## [Material]
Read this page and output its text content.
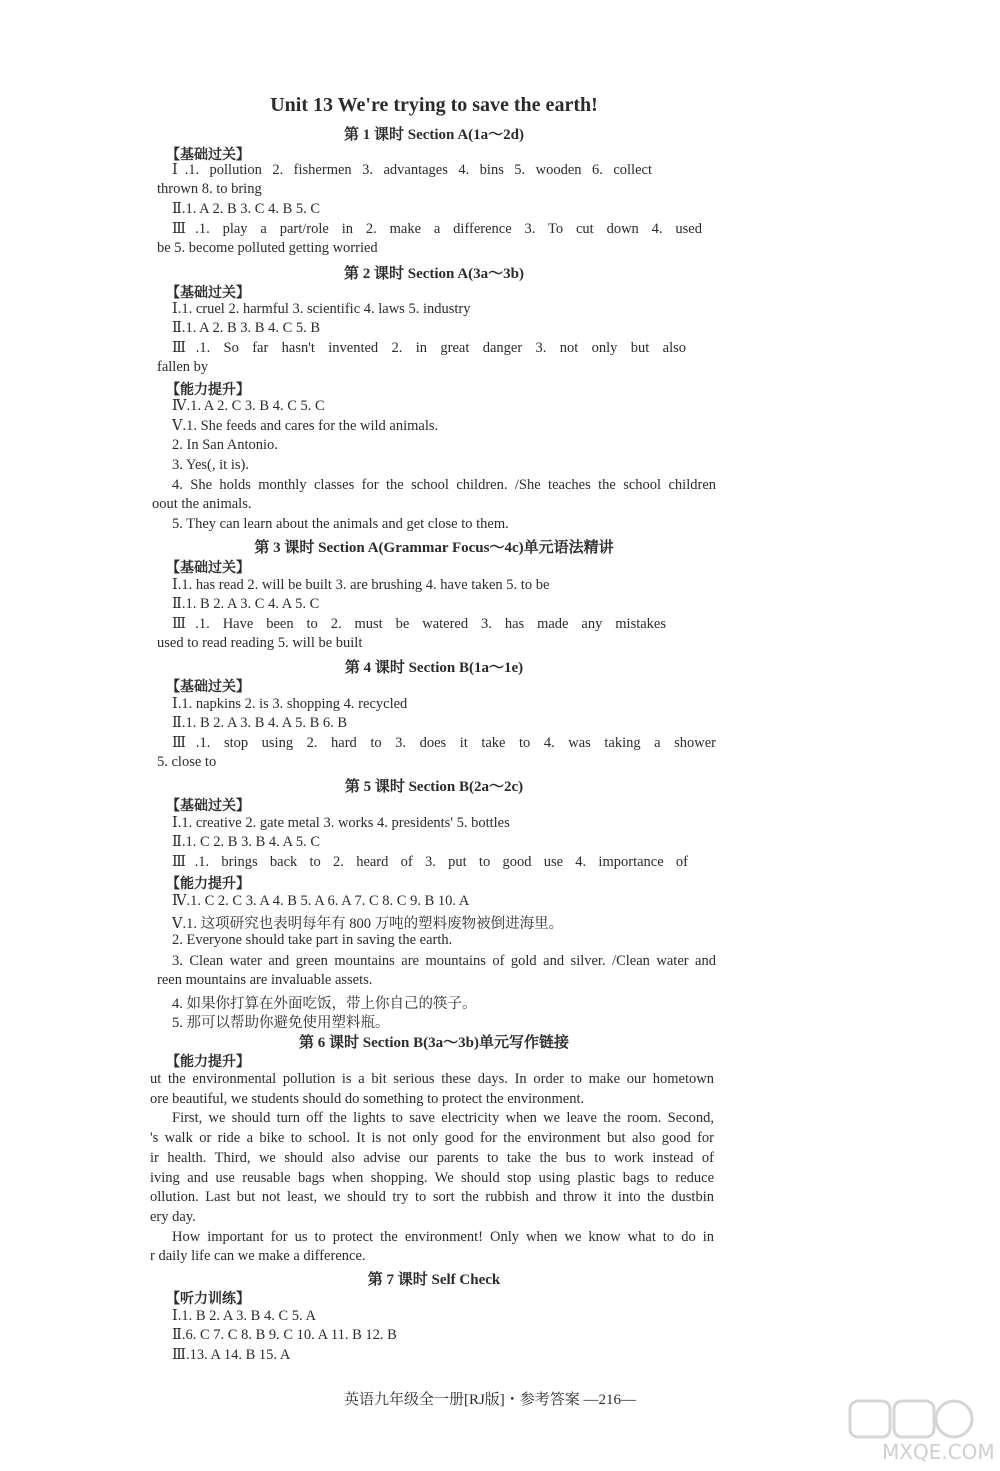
Unit 13 We're trying to save the earth!
第 1 课时 Section A(1a～2d)
【基础过关】
Ⅰ.1. pollution 2. fishermen 3. advantages 4. bins 5. wooden 6. collect
thrown 8. to bring
Ⅱ.1. A 2. B 3. C 4. B 5. C
Ⅲ.1. play a part/role in 2. make a difference 3. To cut down 4. used
be 5. become polluted getting worried
第 2 课时 Section A(3a～3b)
【基础过关】
Ⅰ.1. cruel 2. harmful 3. scientific 4. laws 5. industry
Ⅱ.1. A 2. B 3. B 4. C 5. B
Ⅲ.1. So far hasn't invented 2. in great danger 3. not only but also
fallen by
【能力提升】
Ⅳ.1. A 2. C 3. B 4. C 5. C
Ⅴ.1. She feeds and cares for the wild animals.
2. In San Antonio.
3. Yes(, it is).
4. She holds monthly classes for the school children. /She teaches the school children
oout the animals.
5. They can learn about the animals and get close to them.
第 3 课时 Section A(Grammar Focus～4c)单元语法精讲
【基础过关】
Ⅰ.1. has read 2. will be built 3. are brushing 4. have taken 5. to be
Ⅱ.1. B 2. A 3. C 4. A 5. C
Ⅲ.1. Have been to 2. must be watered 3. has made any mistakes
used to read reading 5. will be built
第 4 课时 Section B(1a～1e)
【基础过关】
Ⅰ.1. napkins 2. is 3. shopping 4. recycled
Ⅱ.1. B 2. A 3. B 4. A 5. B 6. B
Ⅲ.1. stop using 2. hard to 3. does it take to 4. was taking a shower
5. close to
第 5 课时 Section B(2a～2c)
【基础过关】
Ⅰ.1. creative 2. gate metal 3. works 4. presidents' 5. bottles
Ⅱ.1. C 2. B 3. B 4. A 5. C
Ⅲ.1. brings back to 2. heard of 3. put to good use 4. importance of
【能力提升】
Ⅳ.1. C 2. C 3. A 4. B 5. A 6. A 7. C 8. C 9. B 10. A
Ⅴ.1. 这项研究也表明每年有 800 万吨的塑料废物被倒进海里。
2. Everyone should take part in saving the earth.
3. Clean water and green mountains are mountains of gold and silver. /Clean water and
reen mountains are invaluable assets.
4. 如果你打算在外面吃饭，带上你自己的筷子。
5. 那可以帮助你避免使用塑料瓶。
第 6 课时 Section B(3a～3b)单元写作链接
【能力提升】
ut the environmental pollution is a bit serious these days. In order to make our hometown
ore beautiful, we students should do something to protect the environment.
First, we should turn off the lights to save electricity when we leave the room. Second,
's walk or ride a bike to school. It is not only good for the environment but also good for
ir health. Third, we should also advise our parents to take the bus to work instead of
iving and use reusable bags when shopping. We should stop using plastic bags to reduce
ollution. Last but not least, we should try to sort the rubbish and throw it into the dustbin
ery day.
How important for us to protect the environment! Only when we know what to do in
r daily life can we make a difference.
第 7 课时 Self Check
【听力训练】
Ⅰ.1. B 2. A 3. B 4. C 5. A
Ⅱ.6. C 7. C 8. B 9. C 10. A 11. B 12. B
Ⅲ.13. A 14. B 15. A
英语九年级全一册[RJ版]・参考答案 —216—
MXQE.COM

## [Given request]
Copy out all lines from the material above that contain the string "stop".

## [Answer for the task]
Ⅲ.1. stop using 2. hard to 3. does it take to 4. was taking a shower
iving and use reusable bags when shopping. We should stop using plastic bags to reduce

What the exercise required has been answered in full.